* [Dataset entries]

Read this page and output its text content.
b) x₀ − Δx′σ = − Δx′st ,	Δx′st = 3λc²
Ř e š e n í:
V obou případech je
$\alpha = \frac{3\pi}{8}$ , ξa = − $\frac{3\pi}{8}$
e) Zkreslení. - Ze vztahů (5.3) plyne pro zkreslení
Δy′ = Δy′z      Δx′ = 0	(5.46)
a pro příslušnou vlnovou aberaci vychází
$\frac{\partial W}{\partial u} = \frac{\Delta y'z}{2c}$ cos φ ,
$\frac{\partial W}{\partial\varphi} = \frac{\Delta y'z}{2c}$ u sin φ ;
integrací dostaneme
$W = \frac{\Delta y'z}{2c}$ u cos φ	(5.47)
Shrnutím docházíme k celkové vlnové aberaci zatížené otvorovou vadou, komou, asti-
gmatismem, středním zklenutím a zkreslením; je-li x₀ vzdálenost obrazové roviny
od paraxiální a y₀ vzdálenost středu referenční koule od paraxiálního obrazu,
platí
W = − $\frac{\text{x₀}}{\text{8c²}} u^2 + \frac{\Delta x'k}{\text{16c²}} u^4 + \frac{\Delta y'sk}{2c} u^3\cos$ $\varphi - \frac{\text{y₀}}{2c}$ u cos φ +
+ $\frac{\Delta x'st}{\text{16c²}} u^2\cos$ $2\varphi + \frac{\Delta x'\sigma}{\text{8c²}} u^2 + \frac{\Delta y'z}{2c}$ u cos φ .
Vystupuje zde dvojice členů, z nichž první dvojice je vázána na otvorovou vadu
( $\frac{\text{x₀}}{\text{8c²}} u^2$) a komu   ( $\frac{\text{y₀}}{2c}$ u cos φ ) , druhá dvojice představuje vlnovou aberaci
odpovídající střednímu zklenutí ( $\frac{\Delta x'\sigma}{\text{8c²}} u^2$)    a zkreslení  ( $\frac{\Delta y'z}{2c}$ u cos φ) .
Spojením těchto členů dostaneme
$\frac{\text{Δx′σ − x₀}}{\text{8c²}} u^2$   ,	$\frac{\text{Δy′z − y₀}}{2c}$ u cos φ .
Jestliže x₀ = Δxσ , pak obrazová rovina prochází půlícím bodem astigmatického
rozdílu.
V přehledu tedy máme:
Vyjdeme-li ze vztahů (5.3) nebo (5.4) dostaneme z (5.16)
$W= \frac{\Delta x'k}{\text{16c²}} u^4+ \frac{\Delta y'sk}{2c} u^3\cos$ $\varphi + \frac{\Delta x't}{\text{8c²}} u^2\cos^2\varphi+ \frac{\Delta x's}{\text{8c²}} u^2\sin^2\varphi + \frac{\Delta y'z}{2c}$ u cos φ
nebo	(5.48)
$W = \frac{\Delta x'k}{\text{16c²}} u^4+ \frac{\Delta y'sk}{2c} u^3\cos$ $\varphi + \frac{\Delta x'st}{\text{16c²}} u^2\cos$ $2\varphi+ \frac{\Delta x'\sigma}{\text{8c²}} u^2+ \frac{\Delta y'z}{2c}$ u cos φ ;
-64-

* [Set task] Write out the entries above word for word.

* [Full answer]
Read this page and output its text content.
b) x₀ − Δx′σ = − Δx′st ,	Δx′st = 3λc²
Ř e š e n í:
V obou případech je
$\alpha = \frac{3\pi}{8}$ , ξa = − $\frac{3\pi}{8}$
e) Zkreslení. - Ze vztahů (5.3) plyne pro zkreslení
Δy′ = Δy′z      Δx′ = 0	(5.46)
a pro příslušnou vlnovou aberaci vychází
$\frac{\partial W}{\partial u} = \frac{\Delta y'z}{2c}$ cos φ ,
$\frac{\partial W}{\partial\varphi} = \frac{\Delta y'z}{2c}$ u sin φ ;
integrací dostaneme
$W = \frac{\Delta y'z}{2c}$ u cos φ	(5.47)
Shrnutím docházíme k celkové vlnové aberaci zatížené otvorovou vadou, komou, asti-
gmatismem, středním zklenutím a zkreslením; je-li x₀ vzdálenost obrazové roviny
od paraxiální a y₀ vzdálenost středu referenční koule od paraxiálního obrazu,
platí
W = − $\frac{\text{x₀}}{\text{8c²}} u^2 + \frac{\Delta x'k}{\text{16c²}} u^4 + \frac{\Delta y'sk}{2c} u^3\cos$ $\varphi - \frac{\text{y₀}}{2c}$ u cos φ +
+ $\frac{\Delta x'st}{\text{16c²}} u^2\cos$ $2\varphi + \frac{\Delta x'\sigma}{\text{8c²}} u^2 + \frac{\Delta y'z}{2c}$ u cos φ .
Vystupuje zde dvojice členů, z nichž první dvojice je vázána na otvorovou vadu
( $\frac{\text{x₀}}{\text{8c²}} u^2$) a komu   ( $\frac{\text{y₀}}{2c}$ u cos φ ) , druhá dvojice představuje vlnovou aberaci
odpovídající střednímu zklenutí ( $\frac{\Delta x'\sigma}{\text{8c²}} u^2$)    a zkreslení  ( $\frac{\Delta y'z}{2c}$ u cos φ) .
Spojením těchto členů dostaneme
$\frac{\text{Δx′σ − x₀}}{\text{8c²}} u^2$   ,	$\frac{\text{Δy′z − y₀}}{2c}$ u cos φ .
Jestliže x₀ = Δxσ , pak obrazová rovina prochází půlícím bodem astigmatického
rozdílu.
V přehledu tedy máme:
Vyjdeme-li ze vztahů (5.3) nebo (5.4) dostaneme z (5.16)
$W= \frac{\Delta x'k}{\text{16c²}} u^4+ \frac{\Delta y'sk}{2c} u^3\cos$ $\varphi + \frac{\Delta x't}{\text{8c²}} u^2\cos^2\varphi+ \frac{\Delta x's}{\text{8c²}} u^2\sin^2\varphi + \frac{\Delta y'z}{2c}$ u cos φ
nebo	(5.48)
$W = \frac{\Delta x'k}{\text{16c²}} u^4+ \frac{\Delta y'sk}{2c} u^3\cos$ $\varphi + \frac{\Delta x'st}{\text{16c²}} u^2\cos$ $2\varphi+ \frac{\Delta x'\sigma}{\text{8c²}} u^2+ \frac{\Delta y'z}{2c}$ u cos φ ;
-64-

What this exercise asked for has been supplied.